[WHAT IS NEEDED]: Reproduce every entry below precisely; do not include the pictures.

---------- THE DATA

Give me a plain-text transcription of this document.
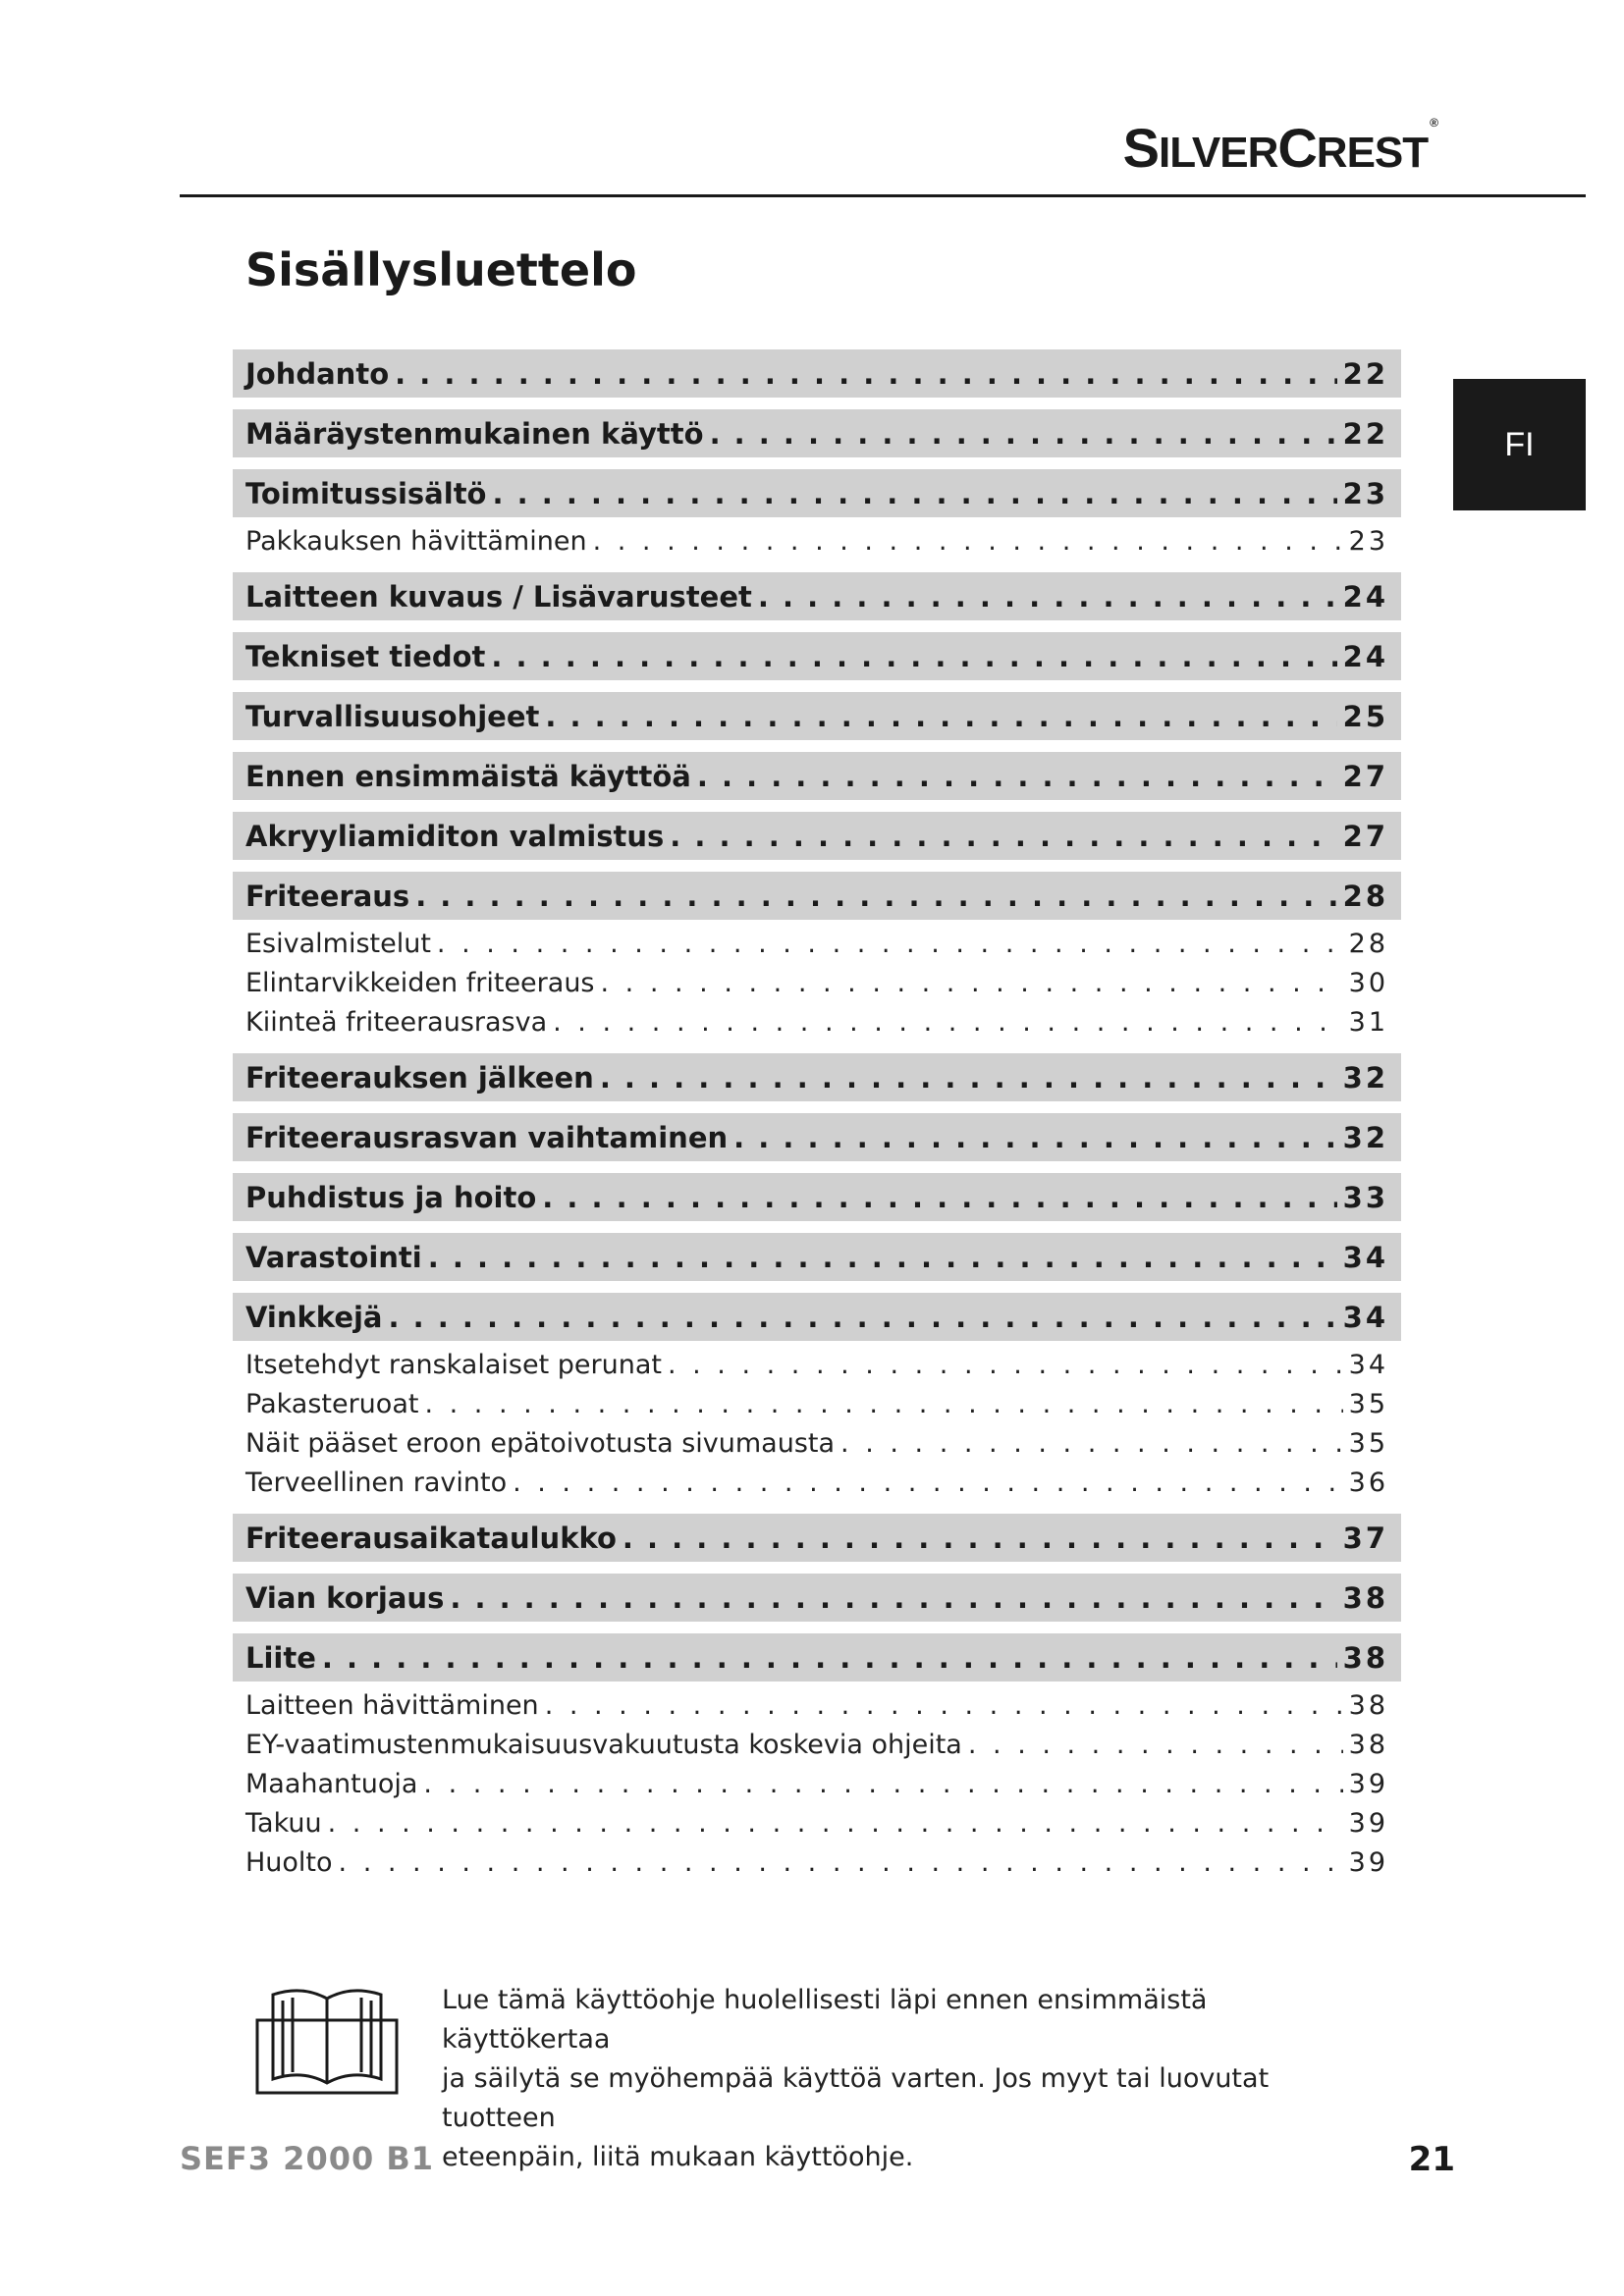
SILVERCREST®
FI
Sisällysluettelo
Johdanto . . .	22
Määräystenmukainen käyttö . . .	22
Toimitussisältö . . .	23
Pakkauksen hävittäminen . . .	23
Laitteen kuvaus / Lisävarusteet . . .	24
Tekniset tiedot . . .	24
Turvallisuusohjeet . . .	25
Ennen ensimmäistä käyttöä . . .	27
Akryyliamiditon valmistus . . .	27
Friteeraus . . .	28
Esivalmistelut . . .	28
Elintarvikkeiden friteeraus . . .	30
Kiinteä friteerausrasva . . .	31
Friteerauksen jälkeen . . .	32
Friteerausrasvan vaihtaminen . . .	32
Puhdistus ja hoito . . .	33
Varastointi . . .	34
Vinkkejä . . .	34
Itsetehdyt ranskalaiset perunat . . .	34
Pakasteruoat . . .	35
Näit pääset eroon epätoivotusta sivumausta . . .	35
Terveellinen ravinto . . .	36
Friteerausaikataulukko . . .	37
Vian korjaus . . .	38
Liite . . .	38
Laitteen hävittäminen . . .	38
EY-vaatimustenmukaisuusvakuutusta koskevia ohjeita . . .	38
Maahantuoja . . .	39
Takuu . . .	39
Huolto . . .	39
Lue tämä käyttöohje huolellisesti läpi ennen ensimmäistä käyttökertaa
ja säilytä se myöhempää käyttöä varten. Jos myyt tai luovutat tuotteen
eteenpäin, liitä mukaan käyttöohje.
SEF3 2000 B1	21
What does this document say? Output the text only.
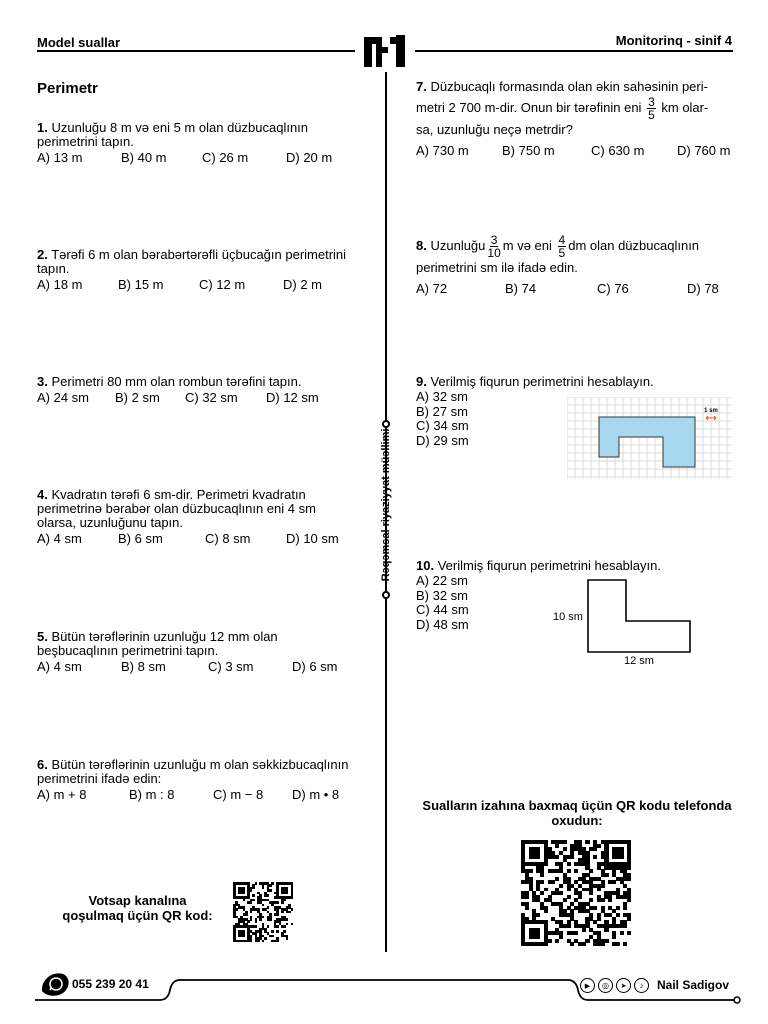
Model suallar	Monitorinq - sinif 4
Rəqəmsal riyaziyyat müəllimi
Perimetr
1. Uzunluğu 8 m və eni 5 m olan düzbucaqlının perimetrini tapın.
A) 13 m	B) 40 m	C) 26 m	D) 20 m
2. Tərəfi 6 m olan bərabərtərəfli üçbucağın perimetrini tapın.
A) 18 m	B) 15 m	C) 12 m	D) 2 m
3. Perimetri 80 mm olan rombun tərəfini tapın.
A) 24 sm	B) 2 sm	C) 32 sm	D) 12 sm
4. Kvadratın tərəfi 6 sm-dir. Perimetri kvadratın perimetrinə bərabər olan düzbucaqlının eni 4 sm olarsa, uzunluğunu tapın.
A) 4 sm	B) 6 sm	C) 8 sm	D) 10 sm
5. Bütün tərəflərinin uzunluğu 12 mm olan beşbucaqlının perimetrini tapın.
A) 4 sm	B) 8 sm	C) 3 sm	D) 6 sm
6. Bütün tərəflərinin uzunluğu m olan səkkizbucaqlının perimetrini ifadə edin:
A) m + 8	B) m : 8	C) m − 8	D) m • 8
Votsap kanalına
qoşulmaq üçün QR kod:
7. Düzbucaqlı formasında olan əkin sahəsinin peri-
metri 2 700 m-dir. Onun bir tərəfinin eni $\frac{3}{5}$ km olar-
sa, uzunluğu neçə metrdir?
A) 730 m	B) 750 m	C) 630 m	D) 760 m
8. Uzunluğu $\frac{3}{10}$ m və eni $\frac{4}{5}$ dm olan düzbucaqlının
perimetrini sm ilə ifadə edin.
A) 72	B) 74	C) 76	D) 78
9. Verilmiş fiqurun perimetrini hesablayın.
A) 32 sm
B) 27 sm
C) 34 sm
D) 29 sm
1 sm
10. Verilmiş fiqurun perimetrini hesablayın.
A) 22 sm
B) 32 sm
C) 44 sm
D) 48 sm	10 sm
12 sm
Sualların izahına baxmaq üçün QR kodu telefonda oxudun:
055 239 20 41	▶	◎	➤	♪	Nail Sadigov
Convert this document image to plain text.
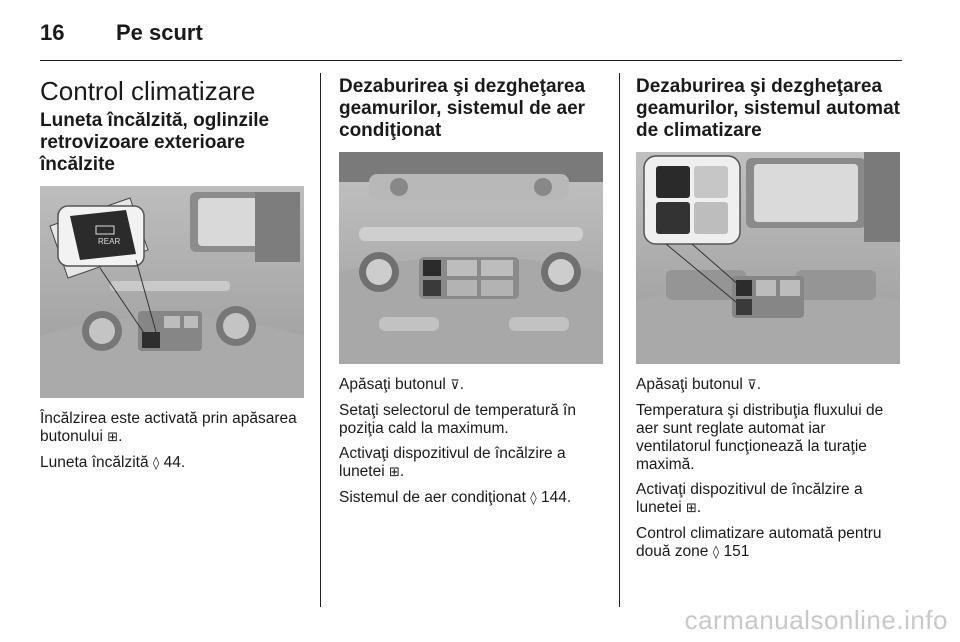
16 Pe scurt
Control climatizare
Luneta încălzită, oglinzile retrovizoare exterioare încălzite
REAR

Încălzirea este activată prin apăsarea butonului ⊞.

Luneta încălzită ◊ 44.

Dezaburirea şi dezgheţarea geamurilor, sistemul de aer condiţionat

Apăsaţi butonul ⊽.

Setaţi selectorul de temperatură în poziţia cald la maximum.

Activaţi dispozitivul de încălzire a lunetei ⊞.

Sistemul de aer condiţionat ◊ 144.

Dezaburirea şi dezgheţarea geamurilor, sistemul automat de climatizare

Apăsaţi butonul ⊽.

Temperatura şi distribuţia fluxului de aer sunt reglate automat iar ventilatorul funcţionează la turaţie maximă.

Activaţi dispozitivul de încălzire a lunetei ⊞.

Control climatizare automată pentru două zone ◊ 151

carmanualsonline.info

--------------------

[TASK ANSWER]:
Give me a plain-text transcription of this document.
SILVERCREST®
FI
Sisällysluettelo
Johdanto . . .	22
Määräystenmukainen käyttö . . .	22
Toimitussisältö . . .	23
Pakkauksen hävittäminen . . .	23
Laitteen kuvaus / Lisävarusteet . . .	24
Tekniset tiedot . . .	24
Turvallisuusohjeet . . .	25
Ennen ensimmäistä käyttöä . . .	27
Akryyliamiditon valmistus . . .	27
Friteeraus . . .	28
Esivalmistelut . . .	28
Elintarvikkeiden friteeraus . . .	30
Kiinteä friteerausrasva . . .	31
Friteerauksen jälkeen . . .	32
Friteerausrasvan vaihtaminen . . .	32
Puhdistus ja hoito . . .	33
Varastointi . . .	34
Vinkkejä . . .	34
Itsetehdyt ranskalaiset perunat . . .	34
Pakasteruoat . . .	35
Näit pääset eroon epätoivotusta sivumausta . . .	35
Terveellinen ravinto . . .	36
Friteerausaikataulukko . . .	37
Vian korjaus . . .	38
Liite . . .	38
Laitteen hävittäminen . . .	38
EY-vaatimustenmukaisuusvakuutusta koskevia ohjeita . . .	38
Maahantuoja . . .	39
Takuu . . .	39
Huolto . . .	39
Lue tämä käyttöohje huolellisesti läpi ennen ensimmäistä käyttökertaa
ja säilytä se myöhempää käyttöä varten. Jos myyt tai luovutat tuotteen
eteenpäin, liitä mukaan käyttöohje.
SEF3 2000 B1	21
What does this document say? Output the text only.
Model suallar	Monitorinq - sinif 4
Rəqəmsal riyaziyyat müəllimi
Perimetr
1. Uzunluğu 8 m və eni 5 m olan düzbucaqlının perimetrini tapın.
A) 13 m	B) 40 m	C) 26 m	D) 20 m
2. Tərəfi 6 m olan bərabərtərəfli üçbucağın perimetrini tapın.
A) 18 m	B) 15 m	C) 12 m	D) 2 m
3. Perimetri 80 mm olan rombun tərəfini tapın.
A) 24 sm	B) 2 sm	C) 32 sm	D) 12 sm
4. Kvadratın tərəfi 6 sm-dir. Perimetri kvadratın perimetrinə bərabər olan düzbucaqlının eni 4 sm olarsa, uzunluğunu tapın.
A) 4 sm	B) 6 sm	C) 8 sm	D) 10 sm
5. Bütün tərəflərinin uzunluğu 12 mm olan beşbucaqlının perimetrini tapın.
A) 4 sm	B) 8 sm	C) 3 sm	D) 6 sm
6. Bütün tərəflərinin uzunluğu m olan səkkizbucaqlının perimetrini ifadə edin:
A) m + 8	B) m : 8	C) m − 8	D) m • 8
Votsap kanalına
qoşulmaq üçün QR kod:
7. Düzbucaqlı formasında olan əkin sahəsinin peri-
metri 2 700 m-dir. Onun bir tərəfinin eni $\frac{3}{5}$ km olar-
sa, uzunluğu neçə metrdir?
A) 730 m	B) 750 m	C) 630 m	D) 760 m
8. Uzunluğu $\frac{3}{10}$ m və eni $\frac{4}{5}$ dm olan düzbucaqlının
perimetrini sm ilə ifadə edin.
A) 72	B) 74	C) 76	D) 78
9. Verilmiş fiqurun perimetrini hesablayın.
A) 32 sm
B) 27 sm
C) 34 sm
D) 29 sm
1 sm
10. Verilmiş fiqurun perimetrini hesablayın.
A) 22 sm
B) 32 sm
C) 44 sm
D) 48 sm	10 sm
12 sm
Sualların izahına baxmaq üçün QR kodu telefonda oxudun:
055 239 20 41	▶	◎	➤	♪	Nail Sadigov
Convert this document image to plain text.
16 Pe scurt
Control climatizare
Luneta încălzită, oglinzile retrovizoare exterioare încălzite
REAR

Încălzirea este activată prin apăsarea butonului ⊞.

Luneta încălzită ◊ 44.

Dezaburirea şi dezgheţarea geamurilor, sistemul de aer condiţionat

Apăsaţi butonul ⊽.

Setaţi selectorul de temperatură în poziţia cald la maximum.

Activaţi dispozitivul de încălzire a lunetei ⊞.

Sistemul de aer condiţionat ◊ 144.

Dezaburirea şi dezgheţarea geamurilor, sistemul automat de climatizare

Apăsaţi butonul ⊽.

Temperatura şi distribuţia fluxului de aer sunt reglate automat iar ventilatorul funcţionează la turaţie maximă.

Activaţi dispozitivul de încălzire a lunetei ⊞.

Control climatizare automată pentru două zone ◊ 151

carmanualsonline.info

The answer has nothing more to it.